--- START OF Input for this task ---

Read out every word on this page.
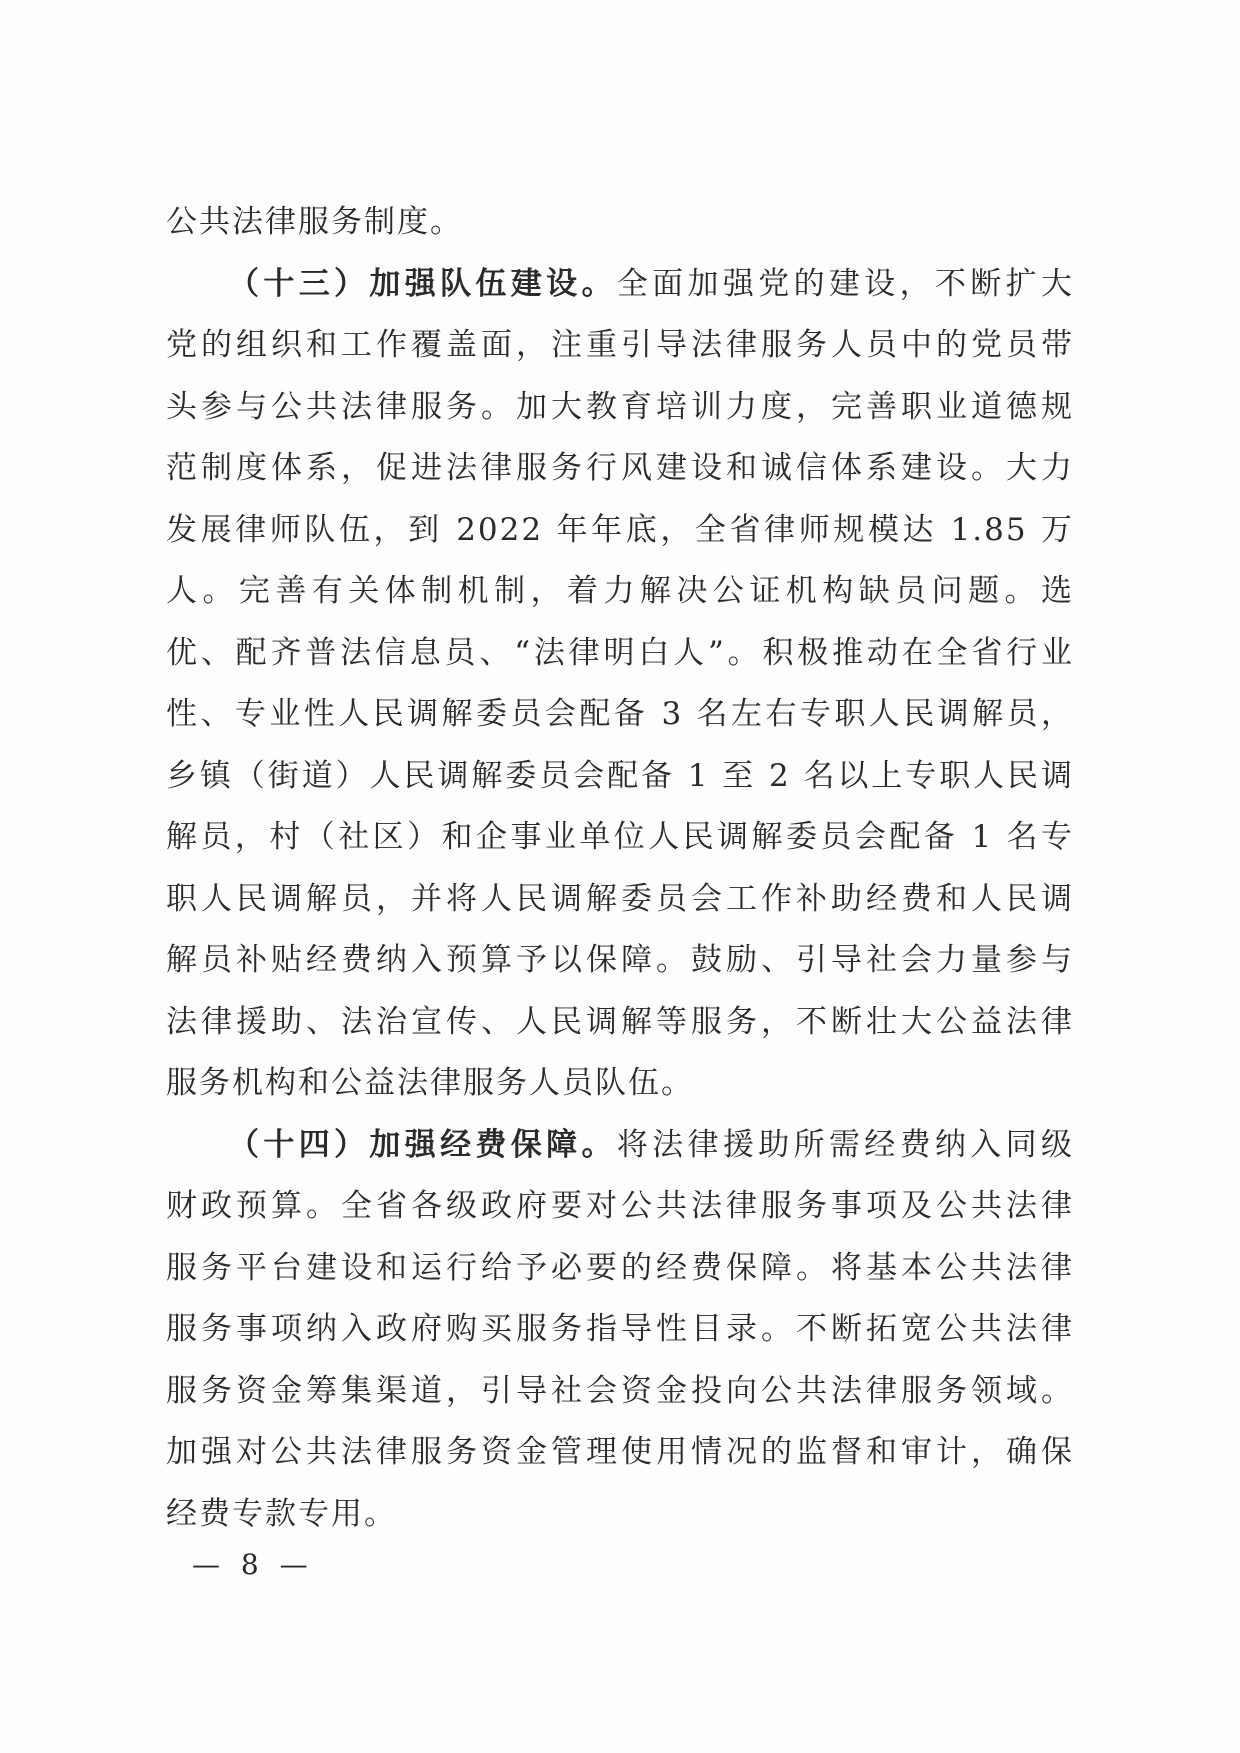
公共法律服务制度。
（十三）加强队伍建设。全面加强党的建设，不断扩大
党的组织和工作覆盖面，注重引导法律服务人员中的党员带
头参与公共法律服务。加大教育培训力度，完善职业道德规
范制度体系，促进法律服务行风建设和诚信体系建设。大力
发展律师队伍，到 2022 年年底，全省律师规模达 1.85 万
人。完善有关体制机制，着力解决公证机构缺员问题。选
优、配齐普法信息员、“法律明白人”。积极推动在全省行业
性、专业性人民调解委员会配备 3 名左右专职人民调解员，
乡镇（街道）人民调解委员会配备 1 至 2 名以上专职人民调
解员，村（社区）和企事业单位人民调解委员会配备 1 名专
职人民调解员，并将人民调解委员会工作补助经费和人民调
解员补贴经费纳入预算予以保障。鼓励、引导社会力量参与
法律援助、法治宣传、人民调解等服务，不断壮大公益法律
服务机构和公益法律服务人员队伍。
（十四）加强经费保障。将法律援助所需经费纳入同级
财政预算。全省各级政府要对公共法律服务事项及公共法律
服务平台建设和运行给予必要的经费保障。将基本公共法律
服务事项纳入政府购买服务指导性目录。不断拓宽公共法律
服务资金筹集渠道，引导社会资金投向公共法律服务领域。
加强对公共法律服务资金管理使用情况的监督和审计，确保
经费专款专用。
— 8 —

--- END OF Input for this task ---
--- START OF Input for this task ---

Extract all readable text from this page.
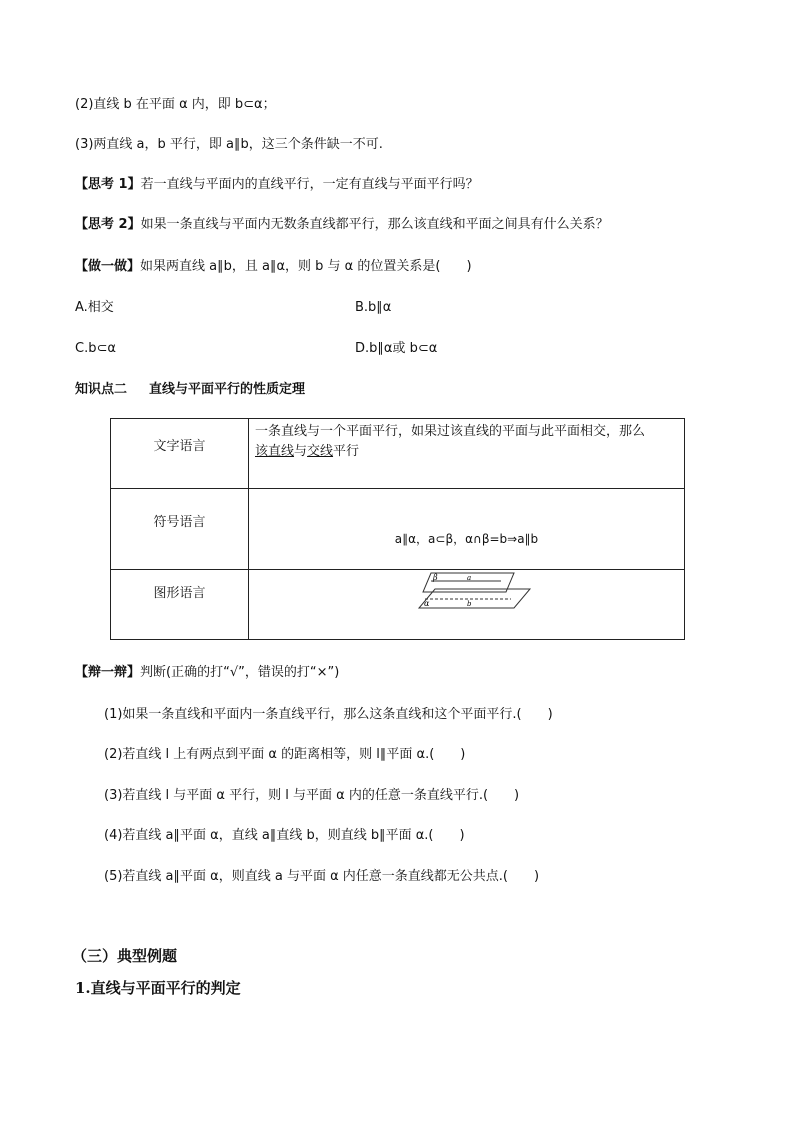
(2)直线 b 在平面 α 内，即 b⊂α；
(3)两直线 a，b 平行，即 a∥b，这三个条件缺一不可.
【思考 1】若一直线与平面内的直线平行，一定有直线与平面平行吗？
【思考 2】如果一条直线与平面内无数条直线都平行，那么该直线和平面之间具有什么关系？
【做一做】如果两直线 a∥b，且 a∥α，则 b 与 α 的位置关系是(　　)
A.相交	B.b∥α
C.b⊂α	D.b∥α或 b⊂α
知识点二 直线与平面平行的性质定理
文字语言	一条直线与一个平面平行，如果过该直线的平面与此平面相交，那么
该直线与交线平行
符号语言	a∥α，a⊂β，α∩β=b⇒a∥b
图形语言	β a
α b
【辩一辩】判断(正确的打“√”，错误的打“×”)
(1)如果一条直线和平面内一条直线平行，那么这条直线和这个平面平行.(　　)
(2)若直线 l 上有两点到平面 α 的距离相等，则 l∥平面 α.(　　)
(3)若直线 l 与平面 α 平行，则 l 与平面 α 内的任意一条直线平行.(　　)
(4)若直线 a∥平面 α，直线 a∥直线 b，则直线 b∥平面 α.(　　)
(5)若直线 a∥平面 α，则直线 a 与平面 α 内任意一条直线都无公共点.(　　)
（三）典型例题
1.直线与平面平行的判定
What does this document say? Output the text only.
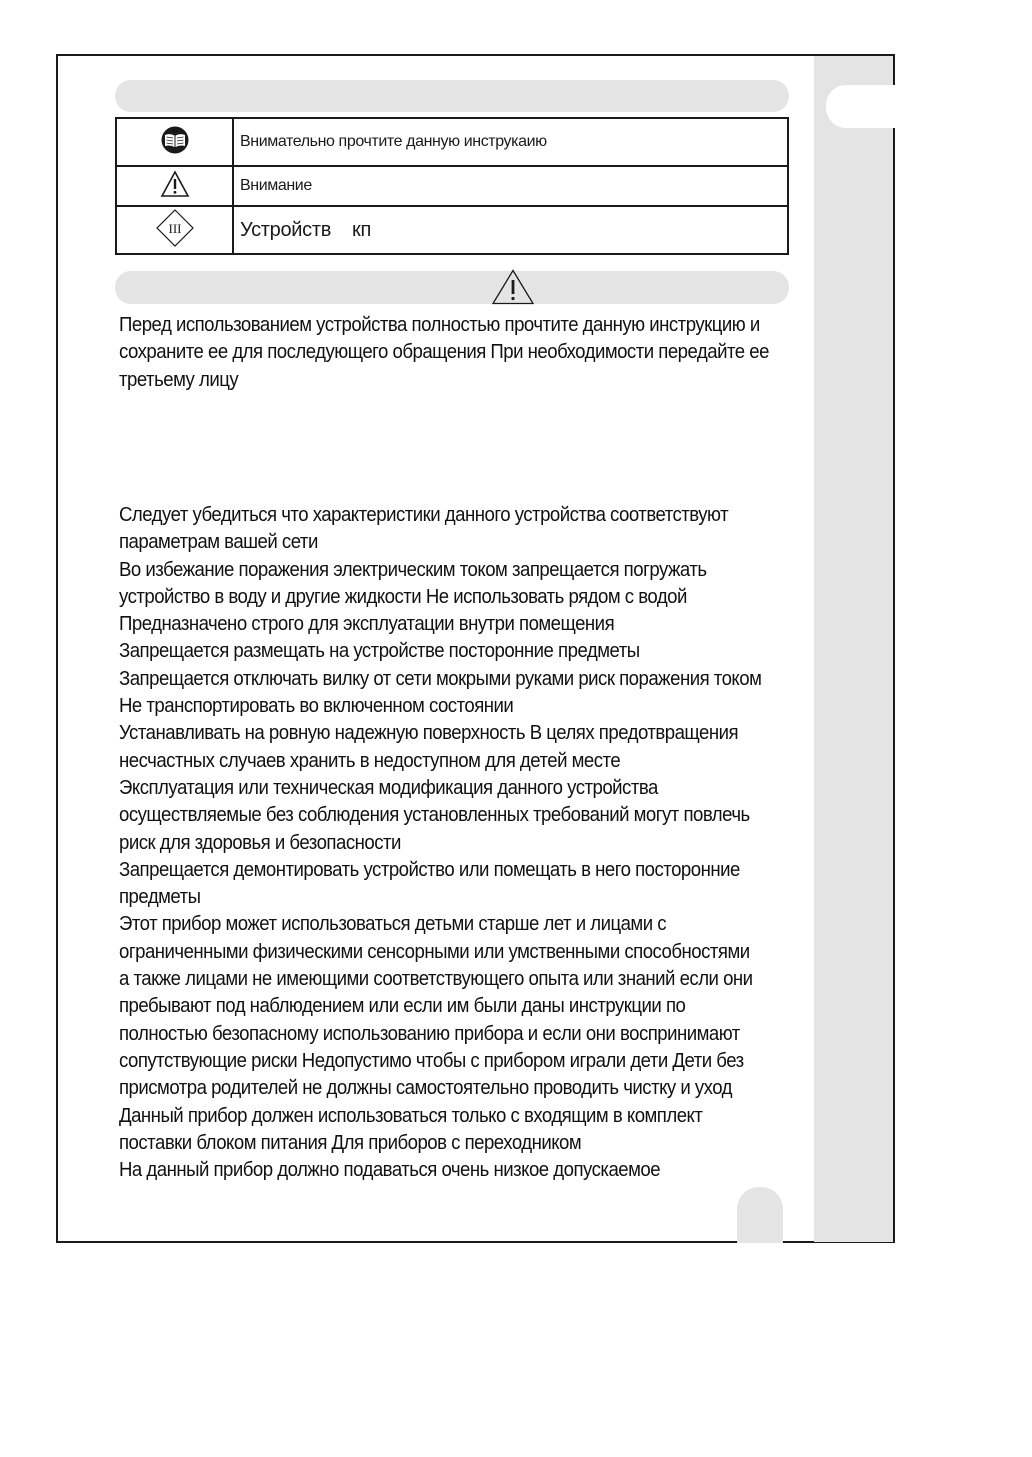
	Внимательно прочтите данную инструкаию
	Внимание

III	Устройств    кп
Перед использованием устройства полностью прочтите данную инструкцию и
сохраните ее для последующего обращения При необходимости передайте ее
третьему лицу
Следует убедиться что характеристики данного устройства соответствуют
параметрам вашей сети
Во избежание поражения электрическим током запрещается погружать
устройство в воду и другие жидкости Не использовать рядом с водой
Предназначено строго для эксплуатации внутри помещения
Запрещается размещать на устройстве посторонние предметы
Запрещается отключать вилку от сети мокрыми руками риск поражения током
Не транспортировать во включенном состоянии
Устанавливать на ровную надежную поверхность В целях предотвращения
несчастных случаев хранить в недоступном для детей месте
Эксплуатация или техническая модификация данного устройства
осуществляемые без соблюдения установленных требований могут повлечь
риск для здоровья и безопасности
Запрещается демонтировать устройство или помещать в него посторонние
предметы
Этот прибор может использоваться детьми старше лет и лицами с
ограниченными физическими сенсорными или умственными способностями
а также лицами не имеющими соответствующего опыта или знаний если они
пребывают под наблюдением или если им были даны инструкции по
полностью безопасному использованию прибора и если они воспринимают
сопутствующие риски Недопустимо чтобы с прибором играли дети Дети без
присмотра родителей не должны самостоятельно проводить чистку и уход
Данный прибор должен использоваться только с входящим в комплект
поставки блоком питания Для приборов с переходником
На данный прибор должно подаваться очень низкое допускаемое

--- END OF Input for this task ---

Scan the records above for the string "лицами", then report every line that contains it.

◆ **Full solution**:
Этот прибор может использоваться детьми старше лет и лицами с
а также лицами не имеющими соответствующего опыта или знаний если они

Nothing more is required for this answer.